» **Task inputs**:
_ _ _

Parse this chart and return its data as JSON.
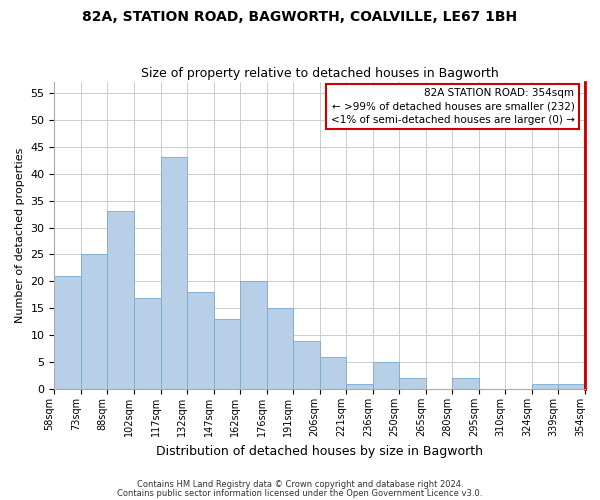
{
  "title": "82A, STATION ROAD, BAGWORTH, COALVILLE, LE67 1BH",
  "subtitle": "Size of property relative to detached houses in Bagworth",
  "xlabel": "Distribution of detached houses by size in Bagworth",
  "ylabel": "Number of detached properties",
  "bar_values": [
    21,
    25,
    33,
    17,
    43,
    18,
    13,
    20,
    15,
    9,
    6,
    1,
    5,
    2,
    0,
    2,
    0,
    0,
    1,
    1
  ],
  "bar_labels": [
    "58sqm",
    "73sqm",
    "88sqm",
    "102sqm",
    "117sqm",
    "132sqm",
    "147sqm",
    "162sqm",
    "176sqm",
    "191sqm",
    "206sqm",
    "221sqm",
    "236sqm",
    "250sqm",
    "265sqm",
    "280sqm",
    "295sqm",
    "310sqm",
    "324sqm",
    "339sqm",
    "354sqm"
  ],
  "bar_color": "#b8cfe8",
  "bar_edge_color": "#7aaad0",
  "annotation_box_title": "82A STATION ROAD: 354sqm",
  "annotation_line1": "← >99% of detached houses are smaller (232)",
  "annotation_line2": "<1% of semi-detached houses are larger (0) →",
  "annotation_box_color": "#ffffff",
  "annotation_box_edge": "#cc0000",
  "footer_line1": "Contains HM Land Registry data © Crown copyright and database right 2024.",
  "footer_line2": "Contains public sector information licensed under the Open Government Licence v3.0.",
  "ylim": [
    0,
    57
  ],
  "yticks": [
    0,
    5,
    10,
    15,
    20,
    25,
    30,
    35,
    40,
    45,
    50,
    55
  ],
  "grid_color": "#cccccc",
  "bg_color": "#ffffff",
  "red_spine_color": "#cc0000",
  "title_fontsize": 10,
  "subtitle_fontsize": 9
}
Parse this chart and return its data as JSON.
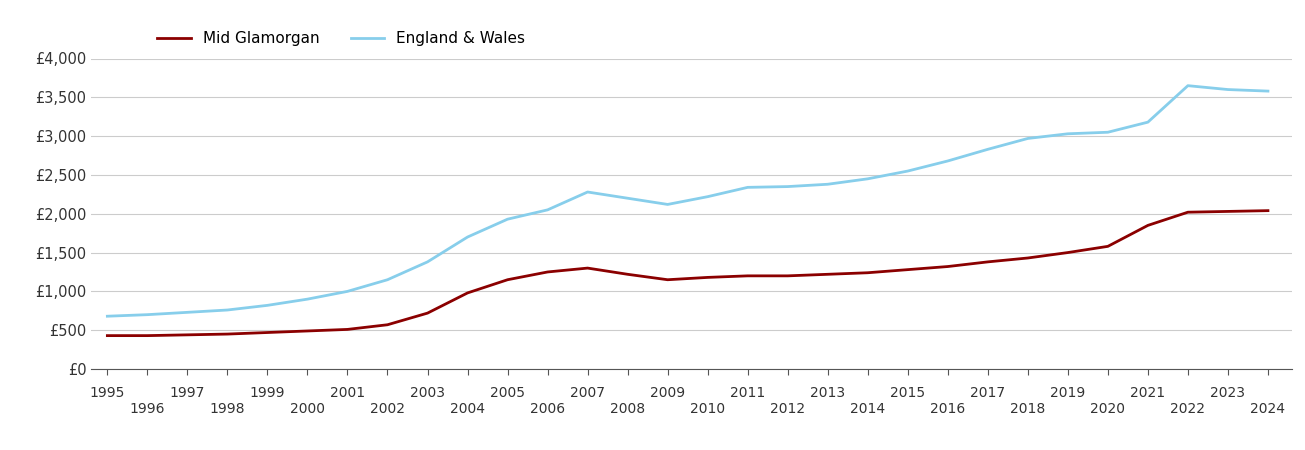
{
  "mid_glamorgan": {
    "years": [
      1995,
      1996,
      1997,
      1998,
      1999,
      2000,
      2001,
      2002,
      2003,
      2004,
      2005,
      2006,
      2007,
      2008,
      2009,
      2010,
      2011,
      2012,
      2013,
      2014,
      2015,
      2016,
      2017,
      2018,
      2019,
      2020,
      2021,
      2022,
      2023,
      2024
    ],
    "values": [
      430,
      430,
      440,
      450,
      470,
      490,
      510,
      570,
      720,
      980,
      1150,
      1250,
      1300,
      1220,
      1150,
      1180,
      1200,
      1200,
      1220,
      1240,
      1280,
      1320,
      1380,
      1430,
      1500,
      1580,
      1850,
      2020,
      2030,
      2040
    ],
    "color": "#8B0000",
    "label": "Mid Glamorgan"
  },
  "england_wales": {
    "years": [
      1995,
      1996,
      1997,
      1998,
      1999,
      2000,
      2001,
      2002,
      2003,
      2004,
      2005,
      2006,
      2007,
      2008,
      2009,
      2010,
      2011,
      2012,
      2013,
      2014,
      2015,
      2016,
      2017,
      2018,
      2019,
      2020,
      2021,
      2022,
      2023,
      2024
    ],
    "values": [
      680,
      700,
      730,
      760,
      820,
      900,
      1000,
      1150,
      1380,
      1700,
      1930,
      2050,
      2280,
      2200,
      2120,
      2220,
      2340,
      2350,
      2380,
      2450,
      2550,
      2680,
      2830,
      2970,
      3030,
      3050,
      3180,
      3650,
      3600,
      3580
    ],
    "color": "#87CEEB",
    "label": "England & Wales"
  },
  "ylim": [
    0,
    4000
  ],
  "yticks": [
    0,
    500,
    1000,
    1500,
    2000,
    2500,
    3000,
    3500,
    4000
  ],
  "ytick_labels": [
    "£0",
    "£500",
    "£1,000",
    "£1,500",
    "£2,000",
    "£2,500",
    "£3,000",
    "£3,500",
    "£4,000"
  ],
  "xlim_start": 1994.6,
  "xlim_end": 2024.6,
  "odd_years": [
    1995,
    1997,
    1999,
    2001,
    2003,
    2005,
    2007,
    2009,
    2011,
    2013,
    2015,
    2017,
    2019,
    2021,
    2023
  ],
  "even_years": [
    1996,
    1998,
    2000,
    2002,
    2004,
    2006,
    2008,
    2010,
    2012,
    2014,
    2016,
    2018,
    2020,
    2022,
    2024
  ],
  "line_width": 2.0,
  "background_color": "#ffffff",
  "grid_color": "#cccccc"
}
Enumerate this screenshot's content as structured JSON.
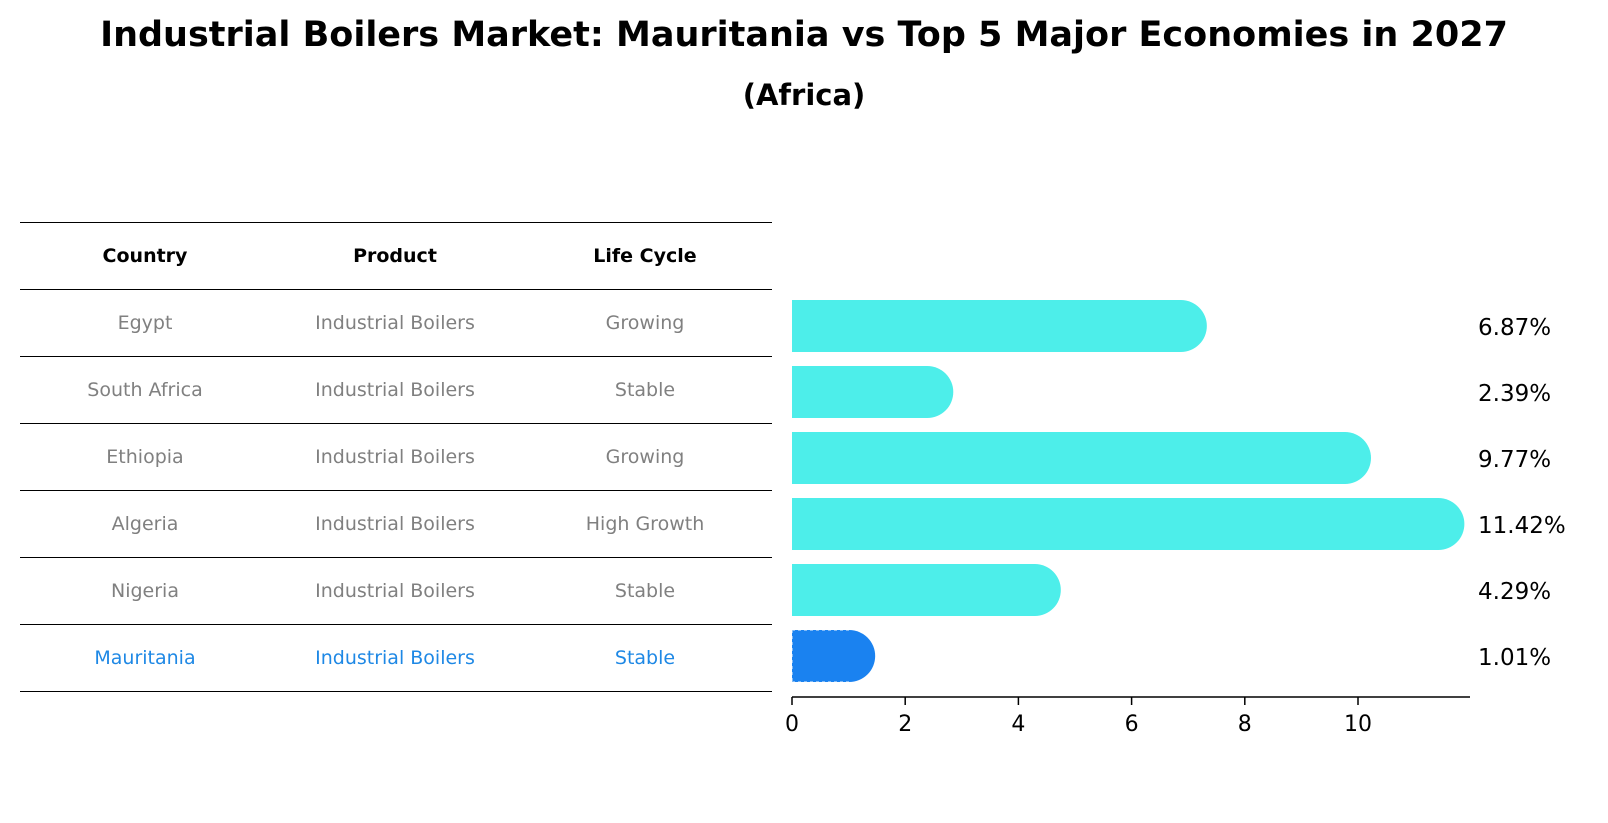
{
  "title": "Industrial Boilers Market: Mauritania vs Top 5 Major Economies in 2027",
  "subtitle": "(Africa)",
  "table": {
    "headers": [
      "Country",
      "Product",
      "Life Cycle"
    ],
    "rows": [
      [
        "Egypt",
        "Industrial Boilers",
        "Growing"
      ],
      [
        "South Africa",
        "Industrial Boilers",
        "Stable"
      ],
      [
        "Ethiopia",
        "Industrial Boilers",
        "Growing"
      ],
      [
        "Algeria",
        "Industrial Boilers",
        "High Growth"
      ],
      [
        "Nigeria",
        "Industrial Boilers",
        "Stable"
      ],
      [
        "Mauritania",
        "Industrial Boilers",
        "Stable"
      ]
    ],
    "highlight_row": 5,
    "highlight_color": "#1e88e5",
    "text_color": "#808080"
  },
  "chart_data": {
    "type": "bar",
    "orientation": "horizontal",
    "categories": [
      "Egypt",
      "South Africa",
      "Ethiopia",
      "Algeria",
      "Nigeria",
      "Mauritania"
    ],
    "values": [
      6.87,
      2.39,
      9.77,
      11.42,
      4.29,
      1.01
    ],
    "value_labels": [
      "6.87%",
      "2.39%",
      "9.77%",
      "11.42%",
      "4.29%",
      "1.01%"
    ],
    "xticks": [
      0,
      2,
      4,
      6,
      8,
      10
    ],
    "xlim": [
      0,
      12
    ],
    "bar_color": "#4deeea",
    "highlight_color": "#1a82f0",
    "highlight_index": 5,
    "grid": false
  }
}
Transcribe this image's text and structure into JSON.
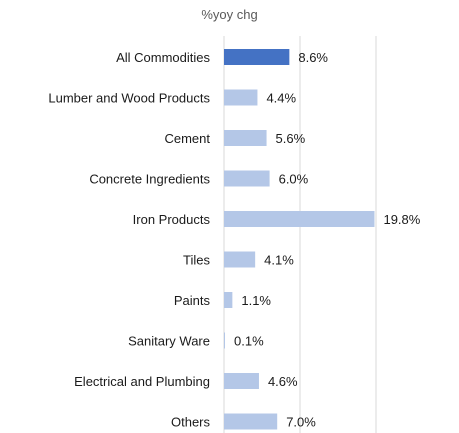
{
  "chart_data": {
    "type": "bar",
    "orientation": "horizontal",
    "title": "%yoy chg",
    "categories": [
      "All Commodities",
      "Lumber and Wood Products",
      "Cement",
      "Concrete Ingredients",
      "Iron Products",
      "Tiles",
      "Paints",
      "Sanitary Ware",
      "Electrical and Plumbing",
      "Others"
    ],
    "values": [
      8.6,
      4.4,
      5.6,
      6.0,
      19.8,
      4.1,
      1.1,
      0.1,
      4.6,
      7.0
    ],
    "value_labels": [
      "8.6%",
      "4.4%",
      "5.6%",
      "6.0%",
      "19.8%",
      "4.1%",
      "1.1%",
      "0.1%",
      "4.6%",
      "7.0%"
    ],
    "xlim": [
      0,
      25
    ],
    "grid": "vertical",
    "highlight_index": 0,
    "colors": {
      "highlight": "#4472c4",
      "bar": "#b4c7e7",
      "grid": "#d9d9d9",
      "text": "#1a1a1a",
      "title": "#595959"
    }
  }
}
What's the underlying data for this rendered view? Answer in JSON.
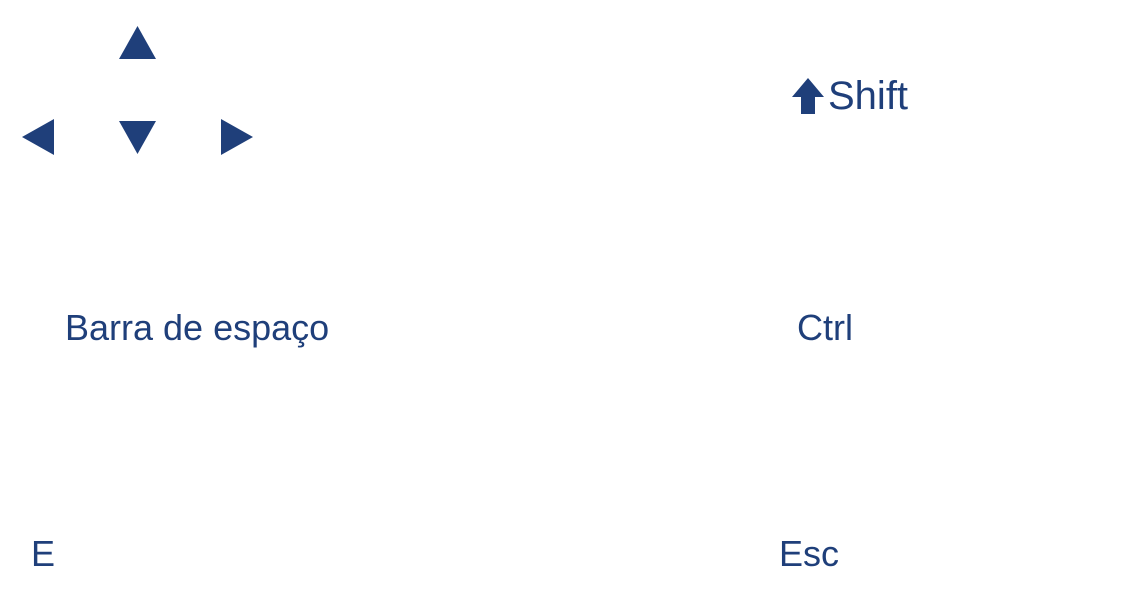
{
  "theme": {
    "key_color": "#1f3f7a"
  },
  "arrows": [
    {
      "id": "up",
      "icon": "arrow-up-icon"
    },
    {
      "id": "left",
      "icon": "arrow-left-icon"
    },
    {
      "id": "down",
      "icon": "arrow-down-icon"
    },
    {
      "id": "right",
      "icon": "arrow-right-icon"
    }
  ],
  "keys": {
    "shift": {
      "label": "Shift",
      "icon": "shift-arrow-icon"
    },
    "space": {
      "label": "Barra de espaço"
    },
    "ctrl": {
      "label": "Ctrl"
    },
    "e": {
      "label": "E"
    },
    "esc": {
      "label": "Esc"
    }
  }
}
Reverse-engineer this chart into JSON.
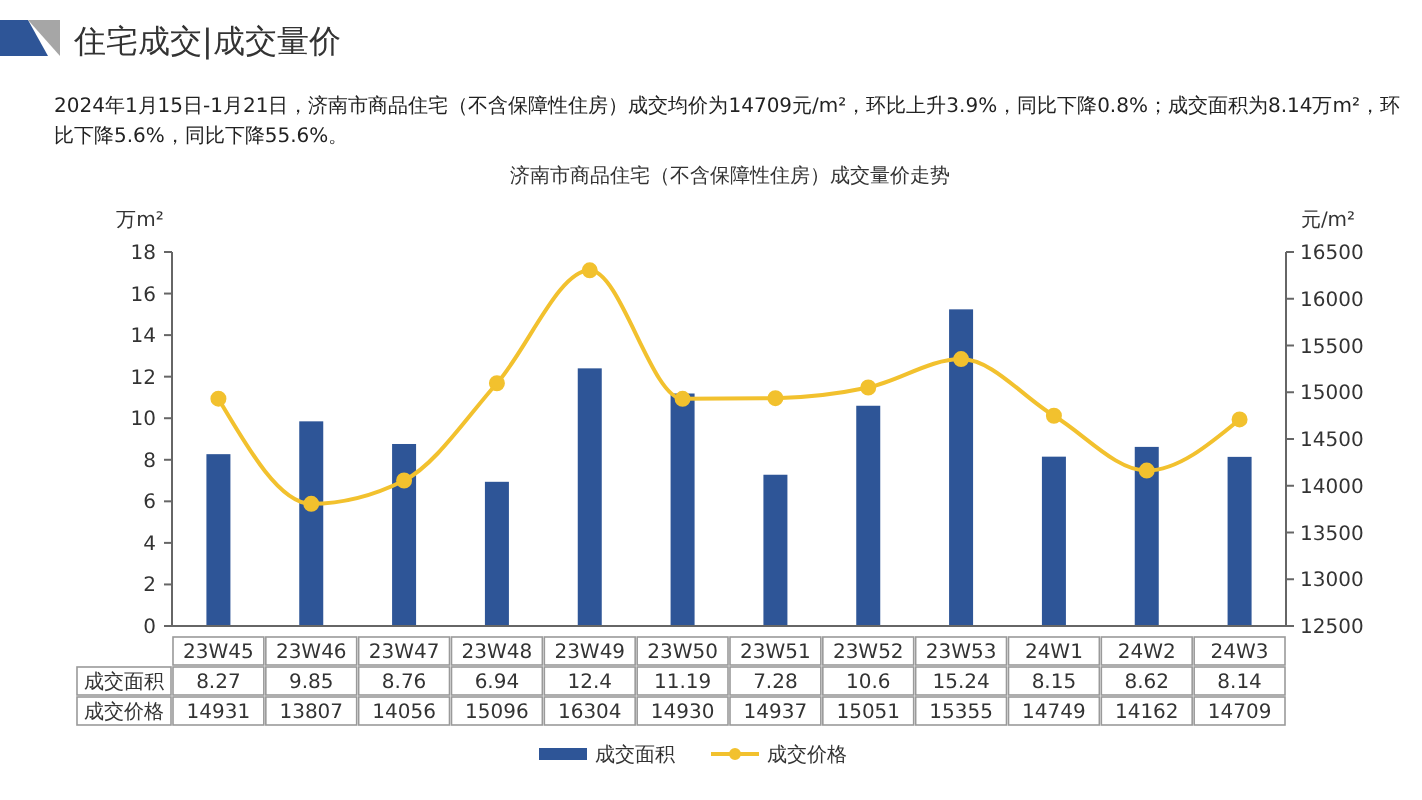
{
  "chart_data": {
    "type": "bar",
    "title": "济南市商品住宅（不含保障性住房）成交量价走势",
    "annotations": [
      "住宅成交|成交量价",
      "2024年1月15日-1月21日，济南市商品住宅（不含保障性住房）成交均价为14709元/m²，环比上升3.9%，同比下降0.8%；成交面积为8.14万m²，环比下降5.6%，同比下降55.6%。"
    ],
    "categories": [
      "23W45",
      "23W46",
      "23W47",
      "23W48",
      "23W49",
      "23W50",
      "23W51",
      "23W52",
      "23W53",
      "24W1",
      "24W2",
      "24W3"
    ],
    "series": [
      {
        "name": "成交面积",
        "color": "#2e5597",
        "values": [
          8.27,
          9.85,
          8.76,
          6.94,
          12.4,
          11.19,
          7.28,
          10.6,
          15.24,
          8.15,
          8.62,
          8.14
        ]
      },
      {
        "name": "成交价格",
        "type": "line",
        "axis": "y2",
        "color": "#f2c12e",
        "values": [
          14931,
          13807,
          14056,
          15096,
          16304,
          14930,
          14937,
          15051,
          15355,
          14749,
          14162,
          14709
        ]
      }
    ],
    "ylabel": "万m²",
    "y2label": "元/m²",
    "ylim": [
      0,
      18
    ],
    "yticks": [
      0,
      2,
      4,
      6,
      8,
      10,
      12,
      14,
      16,
      18
    ],
    "y2lim": [
      12500,
      16500
    ],
    "y2ticks": [
      12500,
      13000,
      13500,
      14000,
      14500,
      15000,
      15500,
      16000,
      16500
    ],
    "marker": "circle",
    "legend": "bottom",
    "data_labels": true
  }
}
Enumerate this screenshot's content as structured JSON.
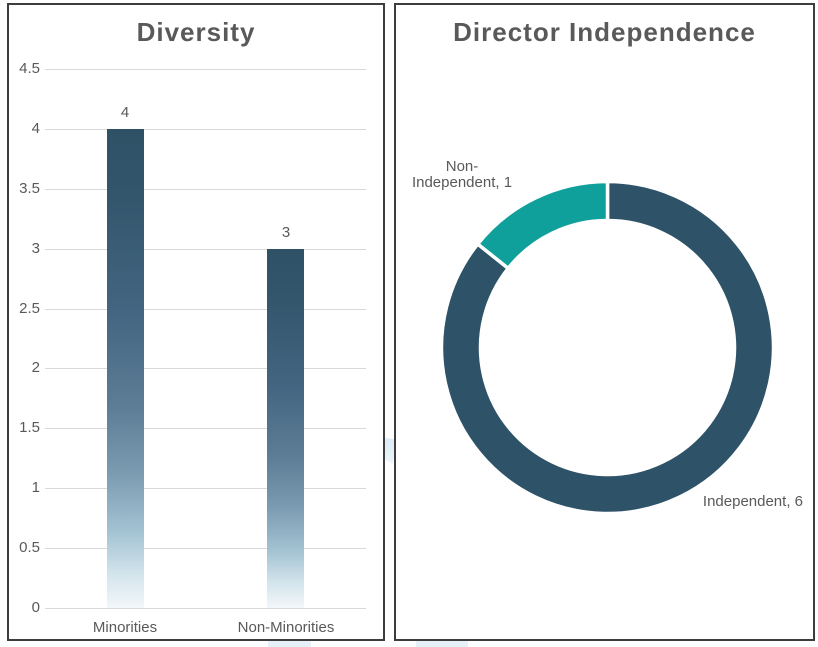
{
  "colors": {
    "panel_border": "#3d3d3d",
    "title_text": "#595959",
    "tick_text": "#595959",
    "gridline": "#d9d9d9",
    "bar_gradient_top": "#2f5166",
    "bar_gradient_bottom": "#f2f7fa",
    "independent_slice": "#2e5268",
    "non_independent_slice": "#10a09b",
    "watermark_blue": "#d9e9f5"
  },
  "chart_data": [
    {
      "type": "bar",
      "title": "Diversity",
      "categories": [
        "Minorities",
        "Non-Minorities"
      ],
      "values": [
        4,
        3
      ],
      "value_labels": [
        "4",
        "3"
      ],
      "xlabel": "",
      "ylabel": "",
      "ylim": [
        0,
        4.5
      ],
      "y_ticks": [
        0,
        0.5,
        1,
        1.5,
        2,
        2.5,
        3,
        3.5,
        4,
        4.5
      ],
      "y_tick_labels": [
        "0",
        "0.5",
        "1",
        "1.5",
        "2",
        "2.5",
        "3",
        "3.5",
        "4",
        "4.5"
      ],
      "grid": true,
      "legend": "none",
      "bar_style": "vertical gradient fading from dark slate blue at top to near-white at base"
    },
    {
      "type": "pie",
      "subtype": "donut",
      "title": "Director Independence",
      "series": [
        {
          "name": "Independent",
          "value": 6,
          "color": "#2e5268",
          "label_text": "Independent, 6",
          "label_lines": [
            "Independent, 6"
          ]
        },
        {
          "name": "Non-Independent",
          "value": 1,
          "color": "#10a09b",
          "label_text": "Non-Independent, 1",
          "label_lines": [
            "Non-",
            "Independent, 1"
          ]
        }
      ],
      "total": 7,
      "start_angle_deg": 0,
      "direction": "clockwise",
      "slice_separator": "white",
      "legend": "none"
    }
  ]
}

_ _ _

» **Task objective**: Pull out every line of the records above that contains the word "into".

» **Answer to the task**:
Transcribe this image's text and structure into JSON.
Reverse-engineer this chart into JSON.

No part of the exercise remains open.